> [Brief] Reproduce, word for word, the lines in the records from the one containing "track-artist[interactable]: aospaly —" through the one containing "search-submit-icon[interactable] — [664, 154, 675, 165]", both included.

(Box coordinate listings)
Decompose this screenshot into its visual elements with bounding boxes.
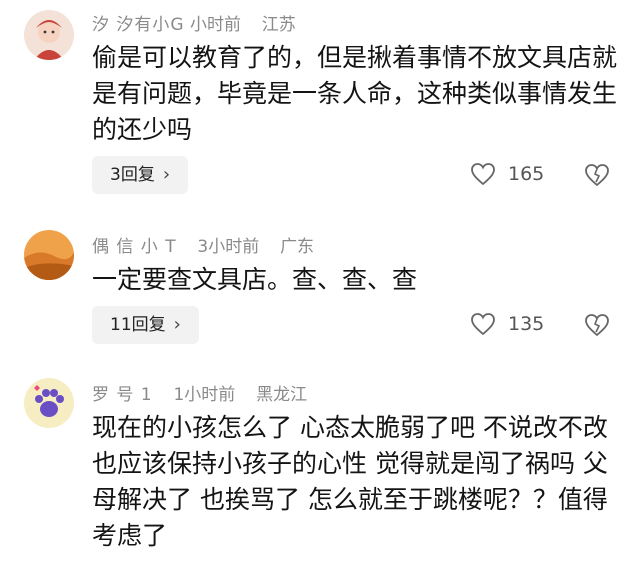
chevron-right-icon: › xyxy=(173,314,181,335)
comment-time: 小时前 xyxy=(189,15,241,35)
dislike-button[interactable] xyxy=(584,313,610,341)
comment-item: 罗 号 1 1小时前 黑龙江 现在的小孩怎么了 心态太脆弱了吧 不说改不改 也应… xyxy=(0,368,640,565)
heart-icon xyxy=(471,163,495,186)
user-avatar[interactable] xyxy=(24,378,74,428)
comment-meta: 罗 号 1 1小时前 黑龙江 xyxy=(92,380,307,405)
comment-location: 黑龙江 xyxy=(256,385,308,405)
heart-icon xyxy=(471,313,495,336)
comment-item: 偶 信 小 T 3小时前 广东 一定要查文具店。查、查、查 11回复 › 135 xyxy=(0,218,640,358)
view-replies-button[interactable]: 3回复 › xyxy=(92,156,189,194)
username[interactable]: 罗 号 1 xyxy=(92,385,153,405)
desert-avatar-icon xyxy=(24,230,74,280)
comment-text: 一定要查文具店。查、查、查 xyxy=(92,265,418,294)
comment-location: 江苏 xyxy=(261,15,296,35)
like-count: 165 xyxy=(508,163,545,185)
username[interactable]: 偶 信 小 T xyxy=(92,237,177,257)
comment-location: 广东 xyxy=(280,237,315,257)
comment-time: 1小时前 xyxy=(173,385,236,405)
chevron-right-icon: › xyxy=(162,164,171,185)
like-count: 135 xyxy=(508,313,545,335)
comment-text: 现在的小孩怎么了 心态太脆弱了吧 不说改不改 也应该保持小孩子的心性 觉得就是闯… xyxy=(92,413,608,550)
user-avatar[interactable] xyxy=(24,230,74,280)
broken-heart-icon xyxy=(585,314,609,337)
comment-meta: 偶 信 小 T 3小时前 广东 xyxy=(92,232,314,257)
replies-label: 11回复 xyxy=(110,315,166,335)
comment-text: 偷是可以教育了的，但是揪着事情不放文具店就是有问题，毕竟是一条人命，这种类似事情… xyxy=(92,43,618,144)
comment-time: 3小时前 xyxy=(197,237,260,257)
replies-label: 3回复 xyxy=(110,165,155,185)
like-button[interactable]: 165 xyxy=(470,162,544,186)
comment-item: 汐 汐有小G 小时前 江苏 偷是可以教育了的，但是揪着事情不放文具店就是有问题，… xyxy=(0,0,640,210)
broken-heart-icon xyxy=(585,164,609,187)
dislike-button[interactable] xyxy=(584,163,610,191)
user-avatar[interactable] xyxy=(24,10,74,60)
like-button[interactable]: 135 xyxy=(470,312,544,336)
view-replies-button[interactable]: 11回复 › xyxy=(92,306,199,344)
paw-avatar-icon xyxy=(24,378,74,428)
baby-avatar-icon xyxy=(24,10,74,60)
comment-meta: 汐 汐有小G 小时前 江苏 xyxy=(92,10,296,35)
username[interactable]: 汐 汐有小G xyxy=(92,15,185,35)
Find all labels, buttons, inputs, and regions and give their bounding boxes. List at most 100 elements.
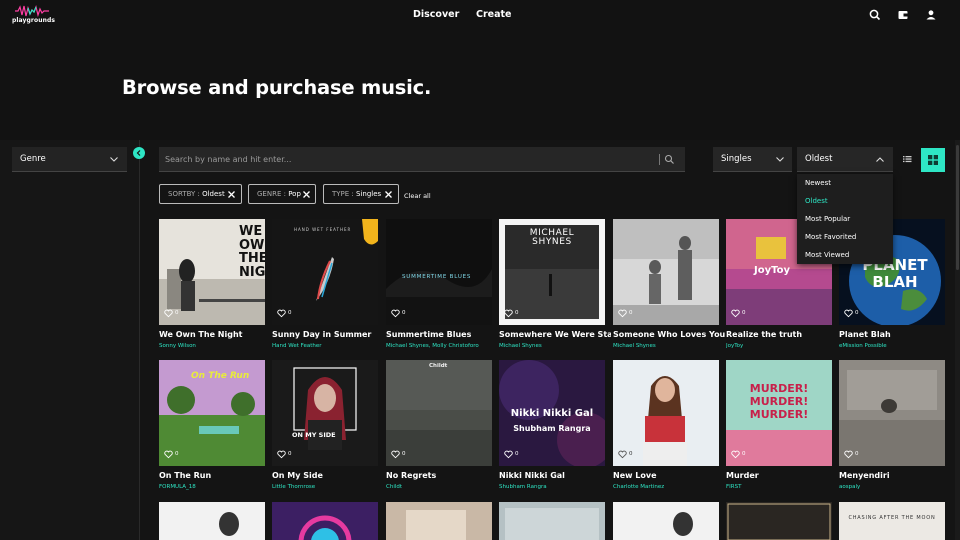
track-artist[interactable]: aospaly — [839, 484, 951, 490]
heart-icon — [504, 450, 513, 459]
like-button[interactable]: 0 — [731, 309, 751, 319]
album-cover[interactable]: 0 — [613, 360, 719, 466]
like-button[interactable]: 0 — [844, 450, 864, 460]
cover-title: CHASING AFTER THE MOON — [848, 515, 936, 521]
track-artist[interactable]: Childt — [386, 484, 498, 490]
close-icon[interactable] — [384, 190, 393, 199]
album-cover[interactable] — [499, 502, 605, 540]
track-card[interactable] — [159, 502, 265, 540]
track-title[interactable]: Someone Who Loves You — [613, 330, 725, 339]
track-title[interactable]: Sunny Day in Summer — [272, 330, 384, 339]
track-title[interactable]: New Love — [613, 471, 725, 480]
album-cover[interactable]: SUMMERTIME BLUES 0 — [386, 219, 492, 325]
like-count: 0 — [629, 451, 633, 457]
track-title[interactable]: Menyendiri — [839, 471, 951, 480]
heart-icon — [277, 450, 286, 459]
search-submit-icon[interactable] — [664, 154, 675, 165]
logo-text: playgrounds — [12, 17, 56, 24]
track-title[interactable]: Nikki Nikki Gal — [499, 471, 611, 480]
wallet-icon[interactable] — [896, 8, 910, 22]
track-artist[interactable]: JoyToy — [726, 343, 838, 349]
album-cover[interactable] — [272, 502, 378, 540]
track-title[interactable]: On My Side — [272, 471, 384, 480]
album-cover[interactable] — [386, 502, 492, 540]
sort-option-most-favorited[interactable]: Most Favorited — [805, 233, 856, 241]
close-icon[interactable] — [302, 190, 311, 199]
track-title[interactable]: Summertime Blues — [386, 330, 498, 339]
album-cover[interactable]: WE OWN THE NIGHT 0 — [159, 219, 265, 325]
search-icon[interactable] — [868, 8, 882, 22]
like-button[interactable]: 0 — [731, 450, 751, 460]
track-card[interactable] — [499, 502, 605, 540]
genre-select[interactable]: Genre — [12, 147, 127, 172]
album-cover[interactable] — [839, 502, 945, 540]
track-artist[interactable]: Sonny Wilson — [159, 343, 271, 349]
album-cover[interactable]: ON MY SIDE 0 — [272, 360, 378, 466]
track-artist[interactable]: Charlotte Martinez — [613, 484, 725, 490]
playgrounds-logo[interactable]: playgrounds — [11, 5, 55, 25]
like-button[interactable]: 0 — [504, 309, 524, 319]
track-title[interactable]: On The Run — [159, 471, 271, 480]
filter-chip-genre: GENRE : Pop — [248, 184, 316, 204]
track-artist[interactable]: Michael Shynes, Molly Christoforo — [386, 343, 498, 349]
collapse-sidebar-button[interactable] — [133, 147, 145, 159]
track-artist[interactable]: Michael Shynes — [613, 343, 725, 349]
sort-select[interactable]: Oldest — [797, 147, 893, 172]
track-artist[interactable]: eMission Possible — [839, 343, 951, 349]
clear-all-link[interactable]: Clear all — [404, 192, 431, 200]
track-artist[interactable]: FORMULA_18 — [159, 484, 271, 490]
type-select[interactable]: Singles — [713, 147, 792, 172]
cover-artist-name: Shubham Rangra — [513, 424, 591, 433]
album-cover[interactable]: HAND WET FEATHER 0 — [272, 219, 378, 325]
track-card[interactable] — [272, 502, 378, 540]
album-cover[interactable] — [726, 502, 832, 540]
track-card[interactable] — [726, 502, 832, 540]
album-cover[interactable]: Childt 0 — [386, 360, 492, 466]
track-artist[interactable]: Michael Shynes — [499, 343, 611, 349]
album-cover[interactable]: 0 — [839, 360, 945, 466]
like-button[interactable]: 0 — [618, 450, 638, 460]
waveform-logo-icon — [15, 5, 49, 17]
search-input[interactable] — [165, 152, 645, 167]
like-button[interactable]: 0 — [844, 309, 864, 319]
scrollbar-thumb[interactable] — [956, 145, 959, 270]
track-title[interactable]: No Regrets — [386, 471, 498, 480]
album-cover[interactable] — [613, 502, 719, 540]
sort-option-most-viewed[interactable]: Most Viewed — [805, 251, 849, 259]
like-button[interactable]: 0 — [391, 309, 411, 319]
like-button[interactable]: 0 — [618, 309, 638, 319]
track-title[interactable]: Realize the truth — [726, 330, 838, 339]
track-artist[interactable]: Hand Wet Feather — [272, 343, 384, 349]
album-cover[interactable]: On The Run 0 — [159, 360, 265, 466]
sort-option-newest[interactable]: Newest — [805, 179, 831, 187]
sort-option-oldest[interactable]: Oldest — [805, 197, 828, 205]
list-view-icon[interactable] — [899, 152, 915, 166]
track-card[interactable] — [386, 502, 492, 540]
like-button[interactable]: 0 — [391, 450, 411, 460]
like-button[interactable]: 0 — [164, 309, 184, 319]
track-artist[interactable]: Shubham Rangra — [499, 484, 611, 490]
album-cover[interactable]: MURDER! MURDER! MURDER! 0 — [726, 360, 832, 466]
sort-option-most-popular[interactable]: Most Popular — [805, 215, 850, 223]
track-title[interactable]: We Own The Night — [159, 330, 271, 339]
track-title[interactable]: Planet Blah — [839, 330, 951, 339]
nav-discover[interactable]: Discover — [413, 9, 459, 20]
user-icon[interactable] — [924, 8, 938, 22]
album-cover[interactable] — [159, 502, 265, 540]
track-title[interactable]: Somewhere We Were Stars — [499, 330, 611, 339]
album-cover[interactable]: MICHAEL SHYNES 0 — [499, 219, 605, 325]
track-artist[interactable]: FIRST — [726, 484, 838, 490]
album-cover[interactable]: 0 — [613, 219, 719, 325]
track-card[interactable] — [613, 502, 719, 540]
like-button[interactable]: 0 — [164, 450, 184, 460]
track-artist[interactable]: Little Thornrose — [272, 484, 384, 490]
track-title[interactable]: Murder — [726, 471, 838, 480]
track-card[interactable]: CHASING AFTER THE MOON — [839, 502, 945, 540]
nav-create[interactable]: Create — [476, 9, 512, 20]
album-cover[interactable]: Nikki Nikki Gal Shubham Rangra 0 — [499, 360, 605, 466]
like-button[interactable]: 0 — [504, 450, 524, 460]
grid-view-button[interactable] — [921, 148, 945, 172]
like-button[interactable]: 0 — [277, 309, 297, 319]
close-icon[interactable] — [227, 190, 236, 199]
like-button[interactable]: 0 — [277, 450, 297, 460]
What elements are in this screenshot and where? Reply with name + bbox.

> [Task answer]
track-artist[interactable]: aospaly — [839, 484, 951, 490]
heart-icon — [504, 450, 513, 459]
like-button[interactable]: 0 — [731, 309, 751, 319]
album-cover[interactable]: 0 — [613, 360, 719, 466]
like-button[interactable]: 0 — [844, 450, 864, 460]
cover-title: CHASING AFTER THE MOON — [848, 515, 936, 521]
track-artist[interactable]: Childt — [386, 484, 498, 490]
close-icon[interactable] — [384, 190, 393, 199]
album-cover[interactable] — [499, 502, 605, 540]
track-card[interactable] — [159, 502, 265, 540]
track-title[interactable]: Someone Who Loves You — [613, 330, 725, 339]
track-title[interactable]: Sunny Day in Summer — [272, 330, 384, 339]
track-title[interactable]: New Love — [613, 471, 725, 480]
album-cover[interactable]: SUMMERTIME BLUES 0 — [386, 219, 492, 325]
like-count: 0 — [629, 451, 633, 457]
track-title[interactable]: Menyendiri — [839, 471, 951, 480]
heart-icon — [277, 450, 286, 459]
search-submit-icon[interactable] — [664, 154, 675, 165]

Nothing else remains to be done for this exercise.